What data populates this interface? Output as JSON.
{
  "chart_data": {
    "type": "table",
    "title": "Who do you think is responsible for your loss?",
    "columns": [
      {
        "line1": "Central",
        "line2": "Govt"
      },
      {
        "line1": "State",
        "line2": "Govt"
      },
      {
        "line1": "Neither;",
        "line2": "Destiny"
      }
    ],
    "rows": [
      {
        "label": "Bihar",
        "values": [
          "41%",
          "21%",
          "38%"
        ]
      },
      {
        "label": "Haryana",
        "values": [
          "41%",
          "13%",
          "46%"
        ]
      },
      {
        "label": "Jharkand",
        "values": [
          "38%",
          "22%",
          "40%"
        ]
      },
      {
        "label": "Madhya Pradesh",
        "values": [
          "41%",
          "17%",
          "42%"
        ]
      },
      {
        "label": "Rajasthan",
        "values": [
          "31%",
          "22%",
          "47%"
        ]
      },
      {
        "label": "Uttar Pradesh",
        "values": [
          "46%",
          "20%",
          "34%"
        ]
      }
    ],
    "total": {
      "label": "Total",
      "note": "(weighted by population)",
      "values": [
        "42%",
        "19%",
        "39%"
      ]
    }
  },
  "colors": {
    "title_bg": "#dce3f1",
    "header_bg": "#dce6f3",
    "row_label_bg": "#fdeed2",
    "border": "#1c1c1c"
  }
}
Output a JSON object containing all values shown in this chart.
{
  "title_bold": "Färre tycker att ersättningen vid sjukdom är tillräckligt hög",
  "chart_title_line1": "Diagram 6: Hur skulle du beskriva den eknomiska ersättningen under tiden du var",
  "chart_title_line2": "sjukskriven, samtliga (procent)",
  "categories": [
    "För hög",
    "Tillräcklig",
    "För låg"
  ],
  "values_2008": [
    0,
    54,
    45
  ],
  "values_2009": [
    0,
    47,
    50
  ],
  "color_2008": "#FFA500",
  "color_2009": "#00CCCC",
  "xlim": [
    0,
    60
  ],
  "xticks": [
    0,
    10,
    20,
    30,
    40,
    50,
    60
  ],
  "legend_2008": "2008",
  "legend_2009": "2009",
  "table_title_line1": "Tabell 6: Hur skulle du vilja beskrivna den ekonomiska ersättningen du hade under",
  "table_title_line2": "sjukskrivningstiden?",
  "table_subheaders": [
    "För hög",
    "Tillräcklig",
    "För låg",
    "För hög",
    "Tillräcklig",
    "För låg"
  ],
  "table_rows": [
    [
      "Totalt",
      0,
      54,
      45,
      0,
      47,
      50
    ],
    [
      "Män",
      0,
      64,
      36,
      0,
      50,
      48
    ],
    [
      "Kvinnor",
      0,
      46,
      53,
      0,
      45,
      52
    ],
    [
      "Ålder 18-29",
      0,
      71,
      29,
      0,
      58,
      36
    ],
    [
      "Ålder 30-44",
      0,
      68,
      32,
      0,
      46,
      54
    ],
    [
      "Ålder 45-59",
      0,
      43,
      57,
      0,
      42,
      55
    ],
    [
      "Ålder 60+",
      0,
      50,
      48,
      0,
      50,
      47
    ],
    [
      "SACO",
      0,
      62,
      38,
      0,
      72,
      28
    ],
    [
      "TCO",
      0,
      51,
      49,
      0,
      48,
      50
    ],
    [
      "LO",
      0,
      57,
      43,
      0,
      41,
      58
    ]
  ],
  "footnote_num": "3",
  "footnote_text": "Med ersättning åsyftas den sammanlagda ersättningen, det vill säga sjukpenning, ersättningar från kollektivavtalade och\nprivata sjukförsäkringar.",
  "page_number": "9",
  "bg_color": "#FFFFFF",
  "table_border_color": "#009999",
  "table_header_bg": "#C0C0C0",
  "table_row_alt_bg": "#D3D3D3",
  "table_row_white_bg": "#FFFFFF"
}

# What this task involves
Word for word, quote all of the data above.

# Solution to the exercise
What data populates this interface? Output as JSON.
{
  "chart_data": {
    "type": "table",
    "title": "Who do you think is responsible for your loss?",
    "columns": [
      {
        "line1": "Central",
        "line2": "Govt"
      },
      {
        "line1": "State",
        "line2": "Govt"
      },
      {
        "line1": "Neither;",
        "line2": "Destiny"
      }
    ],
    "rows": [
      {
        "label": "Bihar",
        "values": [
          "41%",
          "21%",
          "38%"
        ]
      },
      {
        "label": "Haryana",
        "values": [
          "41%",
          "13%",
          "46%"
        ]
      },
      {
        "label": "Jharkand",
        "values": [
          "38%",
          "22%",
          "40%"
        ]
      },
      {
        "label": "Madhya Pradesh",
        "values": [
          "41%",
          "17%",
          "42%"
        ]
      },
      {
        "label": "Rajasthan",
        "values": [
          "31%",
          "22%",
          "47%"
        ]
      },
      {
        "label": "Uttar Pradesh",
        "values": [
          "46%",
          "20%",
          "34%"
        ]
      }
    ],
    "total": {
      "label": "Total",
      "note": "(weighted by population)",
      "values": [
        "42%",
        "19%",
        "39%"
      ]
    }
  },
  "colors": {
    "title_bg": "#dce3f1",
    "header_bg": "#dce6f3",
    "row_label_bg": "#fdeed2",
    "border": "#1c1c1c"
  }
}
Output a JSON object containing all values shown in this chart.
{
  "title_bold": "Färre tycker att ersättningen vid sjukdom är tillräckligt hög",
  "chart_title_line1": "Diagram 6: Hur skulle du beskriva den eknomiska ersättningen under tiden du var",
  "chart_title_line2": "sjukskriven, samtliga (procent)",
  "categories": [
    "För hög",
    "Tillräcklig",
    "För låg"
  ],
  "values_2008": [
    0,
    54,
    45
  ],
  "values_2009": [
    0,
    47,
    50
  ],
  "color_2008": "#FFA500",
  "color_2009": "#00CCCC",
  "xlim": [
    0,
    60
  ],
  "xticks": [
    0,
    10,
    20,
    30,
    40,
    50,
    60
  ],
  "legend_2008": "2008",
  "legend_2009": "2009",
  "table_title_line1": "Tabell 6: Hur skulle du vilja beskrivna den ekonomiska ersättningen du hade under",
  "table_title_line2": "sjukskrivningstiden?",
  "table_subheaders": [
    "För hög",
    "Tillräcklig",
    "För låg",
    "För hög",
    "Tillräcklig",
    "För låg"
  ],
  "table_rows": [
    [
      "Totalt",
      0,
      54,
      45,
      0,
      47,
      50
    ],
    [
      "Män",
      0,
      64,
      36,
      0,
      50,
      48
    ],
    [
      "Kvinnor",
      0,
      46,
      53,
      0,
      45,
      52
    ],
    [
      "Ålder 18-29",
      0,
      71,
      29,
      0,
      58,
      36
    ],
    [
      "Ålder 30-44",
      0,
      68,
      32,
      0,
      46,
      54
    ],
    [
      "Ålder 45-59",
      0,
      43,
      57,
      0,
      42,
      55
    ],
    [
      "Ålder 60+",
      0,
      50,
      48,
      0,
      50,
      47
    ],
    [
      "SACO",
      0,
      62,
      38,
      0,
      72,
      28
    ],
    [
      "TCO",
      0,
      51,
      49,
      0,
      48,
      50
    ],
    [
      "LO",
      0,
      57,
      43,
      0,
      41,
      58
    ]
  ],
  "footnote_num": "3",
  "footnote_text": "Med ersättning åsyftas den sammanlagda ersättningen, det vill säga sjukpenning, ersättningar från kollektivavtalade och\nprivata sjukförsäkringar.",
  "page_number": "9",
  "bg_color": "#FFFFFF",
  "table_border_color": "#009999",
  "table_header_bg": "#C0C0C0",
  "table_row_alt_bg": "#D3D3D3",
  "table_row_white_bg": "#FFFFFF"
}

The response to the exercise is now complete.